## TASK TO CARRY OUT
Extract each line of the material below and reproduce it without any change.

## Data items
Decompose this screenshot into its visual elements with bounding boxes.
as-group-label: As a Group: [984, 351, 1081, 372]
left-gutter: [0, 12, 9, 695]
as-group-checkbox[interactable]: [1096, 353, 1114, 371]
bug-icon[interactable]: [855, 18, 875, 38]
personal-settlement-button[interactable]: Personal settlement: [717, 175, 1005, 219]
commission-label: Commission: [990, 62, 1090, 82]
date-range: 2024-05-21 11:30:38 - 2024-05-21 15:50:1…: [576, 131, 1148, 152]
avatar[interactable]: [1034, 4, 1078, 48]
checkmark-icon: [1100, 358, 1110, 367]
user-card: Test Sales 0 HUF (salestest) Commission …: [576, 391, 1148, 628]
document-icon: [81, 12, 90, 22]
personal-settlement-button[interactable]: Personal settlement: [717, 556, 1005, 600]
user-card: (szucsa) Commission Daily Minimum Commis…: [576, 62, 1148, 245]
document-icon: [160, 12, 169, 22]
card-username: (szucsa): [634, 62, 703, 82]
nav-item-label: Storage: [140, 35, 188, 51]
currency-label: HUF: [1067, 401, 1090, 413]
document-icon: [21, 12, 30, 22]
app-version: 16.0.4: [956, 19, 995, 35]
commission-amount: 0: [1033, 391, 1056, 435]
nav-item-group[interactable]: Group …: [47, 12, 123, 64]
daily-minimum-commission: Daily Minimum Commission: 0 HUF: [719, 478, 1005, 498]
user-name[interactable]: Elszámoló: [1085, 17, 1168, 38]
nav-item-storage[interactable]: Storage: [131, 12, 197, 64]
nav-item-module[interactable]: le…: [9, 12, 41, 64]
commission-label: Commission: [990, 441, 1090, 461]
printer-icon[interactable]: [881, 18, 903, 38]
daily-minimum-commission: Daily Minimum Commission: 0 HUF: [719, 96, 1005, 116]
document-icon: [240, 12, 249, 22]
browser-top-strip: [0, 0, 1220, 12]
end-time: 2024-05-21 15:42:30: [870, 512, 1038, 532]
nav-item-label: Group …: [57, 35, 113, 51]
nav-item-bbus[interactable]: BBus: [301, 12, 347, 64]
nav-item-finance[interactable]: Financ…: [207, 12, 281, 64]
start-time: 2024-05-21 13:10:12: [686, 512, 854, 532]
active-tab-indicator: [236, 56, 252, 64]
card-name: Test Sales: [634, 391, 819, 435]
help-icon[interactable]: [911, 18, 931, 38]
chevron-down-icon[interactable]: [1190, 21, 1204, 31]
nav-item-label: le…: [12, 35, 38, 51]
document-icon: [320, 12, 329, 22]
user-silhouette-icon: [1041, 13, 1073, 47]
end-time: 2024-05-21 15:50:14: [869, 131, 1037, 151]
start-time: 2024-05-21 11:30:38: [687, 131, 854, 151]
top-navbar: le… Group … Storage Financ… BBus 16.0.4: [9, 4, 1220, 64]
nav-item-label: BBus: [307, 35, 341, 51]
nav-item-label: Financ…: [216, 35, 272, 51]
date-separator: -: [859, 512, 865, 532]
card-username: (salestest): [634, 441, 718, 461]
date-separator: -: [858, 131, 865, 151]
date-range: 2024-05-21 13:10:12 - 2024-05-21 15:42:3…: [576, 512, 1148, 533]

## SOLVED EXERCISE
Decompose this screenshot into its visual elements with bounding boxes.
as-group-label: As a Group: [984, 351, 1081, 372]
left-gutter: [0, 12, 9, 695]
as-group-checkbox[interactable]: [1096, 353, 1114, 371]
bug-icon[interactable]: [855, 18, 875, 38]
personal-settlement-button[interactable]: Personal settlement: [717, 175, 1005, 219]
commission-label: Commission: [990, 62, 1090, 82]
date-range: 2024-05-21 11:30:38 - 2024-05-21 15:50:1…: [576, 131, 1148, 152]
avatar[interactable]: [1034, 4, 1078, 48]
checkmark-icon: [1100, 358, 1110, 367]
user-card: Test Sales 0 HUF (salestest) Commission …: [576, 391, 1148, 628]
document-icon: [81, 12, 90, 22]
personal-settlement-button[interactable]: Personal settlement: [717, 556, 1005, 600]
user-card: (szucsa) Commission Daily Minimum Commis…: [576, 62, 1148, 245]
document-icon: [160, 12, 169, 22]
card-username: (szucsa): [634, 62, 703, 82]
nav-item-label: Storage: [140, 35, 188, 51]
currency-label: HUF: [1067, 401, 1090, 413]
document-icon: [21, 12, 30, 22]
app-version: 16.0.4: [956, 19, 995, 35]
commission-amount: 0: [1033, 391, 1056, 435]
nav-item-group[interactable]: Group …: [47, 12, 123, 64]
daily-minimum-commission: Daily Minimum Commission: 0 HUF: [719, 478, 1005, 498]
user-name[interactable]: Elszámoló: [1085, 17, 1168, 38]
nav-item-storage[interactable]: Storage: [131, 12, 197, 64]
nav-item-module[interactable]: le…: [9, 12, 41, 64]
commission-label: Commission: [990, 441, 1090, 461]
printer-icon[interactable]: [881, 18, 903, 38]
daily-minimum-commission: Daily Minimum Commission: 0 HUF: [719, 96, 1005, 116]
document-icon: [240, 12, 249, 22]
browser-top-strip: [0, 0, 1220, 12]
end-time: 2024-05-21 15:42:30: [870, 512, 1038, 532]
nav-item-label: Group …: [57, 35, 113, 51]
nav-item-bbus[interactable]: BBus: [301, 12, 347, 64]
nav-item-finance[interactable]: Financ…: [207, 12, 281, 64]
start-time: 2024-05-21 13:10:12: [686, 512, 854, 532]
active-tab-indicator: [236, 56, 252, 64]
card-name: Test Sales: [634, 391, 819, 435]
help-icon[interactable]: [911, 18, 931, 38]
chevron-down-icon[interactable]: [1190, 21, 1204, 31]
nav-item-label: le…: [12, 35, 38, 51]
document-icon: [320, 12, 329, 22]
user-silhouette-icon: [1041, 13, 1073, 47]
end-time: 2024-05-21 15:50:14: [869, 131, 1037, 151]
start-time: 2024-05-21 11:30:38: [687, 131, 854, 151]
top-navbar: le… Group … Storage Financ… BBus 16.0.4: [9, 4, 1220, 64]
nav-item-label: BBus: [307, 35, 341, 51]
nav-item-label: Financ…: [216, 35, 272, 51]
date-separator: -: [859, 512, 865, 532]
card-username: (salestest): [634, 441, 718, 461]
date-separator: -: [858, 131, 865, 151]
date-range: 2024-05-21 13:10:12 - 2024-05-21 15:42:3…: [576, 512, 1148, 533]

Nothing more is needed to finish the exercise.